## Objective:
Extract all of the data and reproduce it precisely.

## Records for the exercise:
----

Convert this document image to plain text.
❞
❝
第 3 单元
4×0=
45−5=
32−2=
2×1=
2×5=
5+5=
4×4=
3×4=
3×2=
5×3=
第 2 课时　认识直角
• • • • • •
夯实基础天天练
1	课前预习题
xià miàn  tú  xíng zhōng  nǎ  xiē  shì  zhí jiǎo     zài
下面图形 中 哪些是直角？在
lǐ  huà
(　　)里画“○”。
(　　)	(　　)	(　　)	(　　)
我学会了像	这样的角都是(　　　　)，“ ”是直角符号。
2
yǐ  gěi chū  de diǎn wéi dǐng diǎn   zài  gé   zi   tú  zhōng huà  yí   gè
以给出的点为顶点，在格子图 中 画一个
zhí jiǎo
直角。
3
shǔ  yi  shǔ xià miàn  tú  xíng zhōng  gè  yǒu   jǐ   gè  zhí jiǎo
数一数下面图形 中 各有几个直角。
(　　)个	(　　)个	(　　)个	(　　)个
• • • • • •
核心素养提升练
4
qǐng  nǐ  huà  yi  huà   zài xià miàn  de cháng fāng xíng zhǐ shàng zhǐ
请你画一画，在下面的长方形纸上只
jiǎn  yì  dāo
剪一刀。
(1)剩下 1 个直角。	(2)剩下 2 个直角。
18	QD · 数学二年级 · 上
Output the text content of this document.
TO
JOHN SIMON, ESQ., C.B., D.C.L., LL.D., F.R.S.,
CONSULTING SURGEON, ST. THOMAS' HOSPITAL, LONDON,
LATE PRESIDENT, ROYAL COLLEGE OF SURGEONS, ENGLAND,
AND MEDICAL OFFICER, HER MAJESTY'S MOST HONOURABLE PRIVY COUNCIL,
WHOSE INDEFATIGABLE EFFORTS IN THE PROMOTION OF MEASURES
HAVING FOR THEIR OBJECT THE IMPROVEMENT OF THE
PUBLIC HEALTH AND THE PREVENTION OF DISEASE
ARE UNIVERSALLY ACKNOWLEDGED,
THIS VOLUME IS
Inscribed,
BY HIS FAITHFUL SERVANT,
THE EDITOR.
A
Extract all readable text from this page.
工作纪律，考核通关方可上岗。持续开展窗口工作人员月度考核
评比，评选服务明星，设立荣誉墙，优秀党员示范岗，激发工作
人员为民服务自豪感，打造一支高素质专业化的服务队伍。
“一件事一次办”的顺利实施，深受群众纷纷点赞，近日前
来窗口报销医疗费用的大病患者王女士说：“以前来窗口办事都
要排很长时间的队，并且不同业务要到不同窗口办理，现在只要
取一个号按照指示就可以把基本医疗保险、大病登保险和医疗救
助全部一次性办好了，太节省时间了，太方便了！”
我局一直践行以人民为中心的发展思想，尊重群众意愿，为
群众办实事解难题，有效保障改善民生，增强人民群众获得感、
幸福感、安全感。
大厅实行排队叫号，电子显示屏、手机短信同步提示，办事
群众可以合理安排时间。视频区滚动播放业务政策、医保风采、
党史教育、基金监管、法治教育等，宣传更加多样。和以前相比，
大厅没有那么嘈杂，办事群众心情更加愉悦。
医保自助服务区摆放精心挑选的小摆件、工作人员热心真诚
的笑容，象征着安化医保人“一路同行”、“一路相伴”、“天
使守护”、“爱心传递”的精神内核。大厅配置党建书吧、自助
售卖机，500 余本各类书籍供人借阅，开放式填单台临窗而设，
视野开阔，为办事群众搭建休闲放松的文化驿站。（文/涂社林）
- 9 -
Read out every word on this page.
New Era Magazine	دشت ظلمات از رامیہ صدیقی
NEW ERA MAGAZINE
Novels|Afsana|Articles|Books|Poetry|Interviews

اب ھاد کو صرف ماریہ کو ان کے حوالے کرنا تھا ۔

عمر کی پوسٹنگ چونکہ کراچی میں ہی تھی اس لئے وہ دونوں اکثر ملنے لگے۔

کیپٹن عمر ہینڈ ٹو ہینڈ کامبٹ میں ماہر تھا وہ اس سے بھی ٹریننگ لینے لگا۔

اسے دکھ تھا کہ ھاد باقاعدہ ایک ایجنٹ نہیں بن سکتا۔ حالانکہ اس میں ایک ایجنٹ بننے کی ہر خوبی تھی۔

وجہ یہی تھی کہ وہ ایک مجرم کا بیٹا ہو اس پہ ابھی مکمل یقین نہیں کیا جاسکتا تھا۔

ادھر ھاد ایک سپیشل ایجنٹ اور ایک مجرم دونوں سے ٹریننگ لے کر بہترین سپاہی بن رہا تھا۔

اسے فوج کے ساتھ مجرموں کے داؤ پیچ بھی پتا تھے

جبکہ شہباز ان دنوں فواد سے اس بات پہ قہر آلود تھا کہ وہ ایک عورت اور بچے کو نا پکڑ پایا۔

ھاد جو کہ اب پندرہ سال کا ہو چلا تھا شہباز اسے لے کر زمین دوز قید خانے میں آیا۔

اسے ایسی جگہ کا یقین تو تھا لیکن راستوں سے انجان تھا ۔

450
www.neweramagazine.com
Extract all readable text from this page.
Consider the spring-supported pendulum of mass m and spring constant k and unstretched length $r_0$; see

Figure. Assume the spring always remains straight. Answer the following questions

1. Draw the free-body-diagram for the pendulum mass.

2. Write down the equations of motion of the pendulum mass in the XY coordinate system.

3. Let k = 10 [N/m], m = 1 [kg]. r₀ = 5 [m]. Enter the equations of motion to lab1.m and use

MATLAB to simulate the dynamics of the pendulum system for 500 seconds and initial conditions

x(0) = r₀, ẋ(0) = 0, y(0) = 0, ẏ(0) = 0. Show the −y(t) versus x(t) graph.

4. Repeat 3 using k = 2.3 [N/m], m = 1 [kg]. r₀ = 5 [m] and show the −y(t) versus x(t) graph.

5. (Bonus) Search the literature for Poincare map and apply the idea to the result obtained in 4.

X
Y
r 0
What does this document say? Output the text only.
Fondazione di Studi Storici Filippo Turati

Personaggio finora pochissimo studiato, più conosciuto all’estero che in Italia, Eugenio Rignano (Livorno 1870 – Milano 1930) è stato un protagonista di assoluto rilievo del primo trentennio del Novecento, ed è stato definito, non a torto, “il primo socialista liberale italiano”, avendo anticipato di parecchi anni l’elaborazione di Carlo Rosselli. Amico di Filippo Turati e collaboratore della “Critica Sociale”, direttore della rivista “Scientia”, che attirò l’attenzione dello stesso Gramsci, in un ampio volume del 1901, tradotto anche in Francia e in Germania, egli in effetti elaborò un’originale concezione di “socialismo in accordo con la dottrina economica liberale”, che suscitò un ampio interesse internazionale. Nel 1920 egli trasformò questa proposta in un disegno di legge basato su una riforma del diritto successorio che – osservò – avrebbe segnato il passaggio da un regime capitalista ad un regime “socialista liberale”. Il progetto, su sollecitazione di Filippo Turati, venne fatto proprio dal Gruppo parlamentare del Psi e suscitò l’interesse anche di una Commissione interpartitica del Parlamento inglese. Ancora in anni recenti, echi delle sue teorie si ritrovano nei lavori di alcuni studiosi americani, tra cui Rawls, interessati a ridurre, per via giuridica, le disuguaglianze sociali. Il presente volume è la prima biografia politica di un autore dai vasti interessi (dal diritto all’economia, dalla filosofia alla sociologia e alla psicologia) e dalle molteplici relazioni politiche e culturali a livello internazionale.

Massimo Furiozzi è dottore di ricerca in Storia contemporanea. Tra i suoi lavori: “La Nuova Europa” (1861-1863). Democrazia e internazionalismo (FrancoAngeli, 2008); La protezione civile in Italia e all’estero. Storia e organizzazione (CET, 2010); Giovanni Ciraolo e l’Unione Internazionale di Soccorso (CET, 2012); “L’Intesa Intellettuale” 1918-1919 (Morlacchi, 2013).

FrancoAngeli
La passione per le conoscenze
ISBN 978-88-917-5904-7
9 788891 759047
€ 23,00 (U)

----

## Reply to the task:
Convert this document image to plain text.
❞
❝
第 3 单元
4×0=
45−5=
32−2=
2×1=
2×5=
5+5=
4×4=
3×4=
3×2=
5×3=
第 2 课时　认识直角
• • • • • •
夯实基础天天练
1	课前预习题
xià miàn  tú  xíng zhōng  nǎ  xiē  shì  zhí jiǎo     zài
下面图形 中 哪些是直角？在
lǐ  huà
(　　)里画“○”。
(　　)	(　　)	(　　)	(　　)
我学会了像	这样的角都是(　　　　)，“ ”是直角符号。
2
yǐ  gěi chū  de diǎn wéi dǐng diǎn   zài  gé   zi   tú  zhōng huà  yí   gè
以给出的点为顶点，在格子图 中 画一个
zhí jiǎo
直角。
3
shǔ  yi  shǔ xià miàn  tú  xíng zhōng  gè  yǒu   jǐ   gè  zhí jiǎo
数一数下面图形 中 各有几个直角。
(　　)个	(　　)个	(　　)个	(　　)个
• • • • • •
核心素养提升练
4
qǐng  nǐ  huà  yi  huà   zài xià miàn  de cháng fāng xíng zhǐ shàng zhǐ
请你画一画，在下面的长方形纸上只
jiǎn  yì  dāo
剪一刀。
(1)剩下 1 个直角。	(2)剩下 2 个直角。
18	QD · 数学二年级 · 上
Output the text content of this document.
TO
JOHN SIMON, ESQ., C.B., D.C.L., LL.D., F.R.S.,
CONSULTING SURGEON, ST. THOMAS' HOSPITAL, LONDON,
LATE PRESIDENT, ROYAL COLLEGE OF SURGEONS, ENGLAND,
AND MEDICAL OFFICER, HER MAJESTY'S MOST HONOURABLE PRIVY COUNCIL,
WHOSE INDEFATIGABLE EFFORTS IN THE PROMOTION OF MEASURES
HAVING FOR THEIR OBJECT THE IMPROVEMENT OF THE
PUBLIC HEALTH AND THE PREVENTION OF DISEASE
ARE UNIVERSALLY ACKNOWLEDGED,
THIS VOLUME IS
Inscribed,
BY HIS FAITHFUL SERVANT,
THE EDITOR.
A
Extract all readable text from this page.
工作纪律，考核通关方可上岗。持续开展窗口工作人员月度考核
评比，评选服务明星，设立荣誉墙，优秀党员示范岗，激发工作
人员为民服务自豪感，打造一支高素质专业化的服务队伍。
“一件事一次办”的顺利实施，深受群众纷纷点赞，近日前
来窗口报销医疗费用的大病患者王女士说：“以前来窗口办事都
要排很长时间的队，并且不同业务要到不同窗口办理，现在只要
取一个号按照指示就可以把基本医疗保险、大病登保险和医疗救
助全部一次性办好了，太节省时间了，太方便了！”
我局一直践行以人民为中心的发展思想，尊重群众意愿，为
群众办实事解难题，有效保障改善民生，增强人民群众获得感、
幸福感、安全感。
大厅实行排队叫号，电子显示屏、手机短信同步提示，办事
群众可以合理安排时间。视频区滚动播放业务政策、医保风采、
党史教育、基金监管、法治教育等，宣传更加多样。和以前相比，
大厅没有那么嘈杂，办事群众心情更加愉悦。
医保自助服务区摆放精心挑选的小摆件、工作人员热心真诚
的笑容，象征着安化医保人“一路同行”、“一路相伴”、“天
使守护”、“爱心传递”的精神内核。大厅配置党建书吧、自助
售卖机，500 余本各类书籍供人借阅，开放式填单台临窗而设，
视野开阔，为办事群众搭建休闲放松的文化驿站。（文/涂社林）
- 9 -
Read out every word on this page.
New Era Magazine	دشت ظلمات از رامیہ صدیقی
NEW ERA MAGAZINE
Novels|Afsana|Articles|Books|Poetry|Interviews

اب ھاد کو صرف ماریہ کو ان کے حوالے کرنا تھا ۔

عمر کی پوسٹنگ چونکہ کراچی میں ہی تھی اس لئے وہ دونوں اکثر ملنے لگے۔

کیپٹن عمر ہینڈ ٹو ہینڈ کامبٹ میں ماہر تھا وہ اس سے بھی ٹریننگ لینے لگا۔

اسے دکھ تھا کہ ھاد باقاعدہ ایک ایجنٹ نہیں بن سکتا۔ حالانکہ اس میں ایک ایجنٹ بننے کی ہر خوبی تھی۔

وجہ یہی تھی کہ وہ ایک مجرم کا بیٹا ہو اس پہ ابھی مکمل یقین نہیں کیا جاسکتا تھا۔

ادھر ھاد ایک سپیشل ایجنٹ اور ایک مجرم دونوں سے ٹریننگ لے کر بہترین سپاہی بن رہا تھا۔

اسے فوج کے ساتھ مجرموں کے داؤ پیچ بھی پتا تھے

جبکہ شہباز ان دنوں فواد سے اس بات پہ قہر آلود تھا کہ وہ ایک عورت اور بچے کو نا پکڑ پایا۔

ھاد جو کہ اب پندرہ سال کا ہو چلا تھا شہباز اسے لے کر زمین دوز قید خانے میں آیا۔

اسے ایسی جگہ کا یقین تو تھا لیکن راستوں سے انجان تھا ۔

450
www.neweramagazine.com
Extract all readable text from this page.
Consider the spring-supported pendulum of mass m and spring constant k and unstretched length $r_0$; see

Figure. Assume the spring always remains straight. Answer the following questions

1. Draw the free-body-diagram for the pendulum mass.

2. Write down the equations of motion of the pendulum mass in the XY coordinate system.

3. Let k = 10 [N/m], m = 1 [kg]. r₀ = 5 [m]. Enter the equations of motion to lab1.m and use

MATLAB to simulate the dynamics of the pendulum system for 500 seconds and initial conditions

x(0) = r₀, ẋ(0) = 0, y(0) = 0, ẏ(0) = 0. Show the −y(t) versus x(t) graph.

4. Repeat 3 using k = 2.3 [N/m], m = 1 [kg]. r₀ = 5 [m] and show the −y(t) versus x(t) graph.

5. (Bonus) Search the literature for Poincare map and apply the idea to the result obtained in 4.

X
Y
r 0
What does this document say? Output the text only.
Fondazione di Studi Storici Filippo Turati

Personaggio finora pochissimo studiato, più conosciuto all’estero che in Italia, Eugenio Rignano (Livorno 1870 – Milano 1930) è stato un protagonista di assoluto rilievo del primo trentennio del Novecento, ed è stato definito, non a torto, “il primo socialista liberale italiano”, avendo anticipato di parecchi anni l’elaborazione di Carlo Rosselli. Amico di Filippo Turati e collaboratore della “Critica Sociale”, direttore della rivista “Scientia”, che attirò l’attenzione dello stesso Gramsci, in un ampio volume del 1901, tradotto anche in Francia e in Germania, egli in effetti elaborò un’originale concezione di “socialismo in accordo con la dottrina economica liberale”, che suscitò un ampio interesse internazionale. Nel 1920 egli trasformò questa proposta in un disegno di legge basato su una riforma del diritto successorio che – osservò – avrebbe segnato il passaggio da un regime capitalista ad un regime “socialista liberale”. Il progetto, su sollecitazione di Filippo Turati, venne fatto proprio dal Gruppo parlamentare del Psi e suscitò l’interesse anche di una Commissione interpartitica del Parlamento inglese. Ancora in anni recenti, echi delle sue teorie si ritrovano nei lavori di alcuni studiosi americani, tra cui Rawls, interessati a ridurre, per via giuridica, le disuguaglianze sociali. Il presente volume è la prima biografia politica di un autore dai vasti interessi (dal diritto all’economia, dalla filosofia alla sociologia e alla psicologia) e dalle molteplici relazioni politiche e culturali a livello internazionale.

Massimo Furiozzi è dottore di ricerca in Storia contemporanea. Tra i suoi lavori: “La Nuova Europa” (1861-1863). Democrazia e internazionalismo (FrancoAngeli, 2008); La protezione civile in Italia e all’estero. Storia e organizzazione (CET, 2010); Giovanni Ciraolo e l’Unione Internazionale di Soccorso (CET, 2012); “L’Intesa Intellettuale” 1918-1919 (Morlacchi, 2013).

FrancoAngeli
La passione per le conoscenze
ISBN 978-88-917-5904-7
9 788891 759047
€ 23,00 (U)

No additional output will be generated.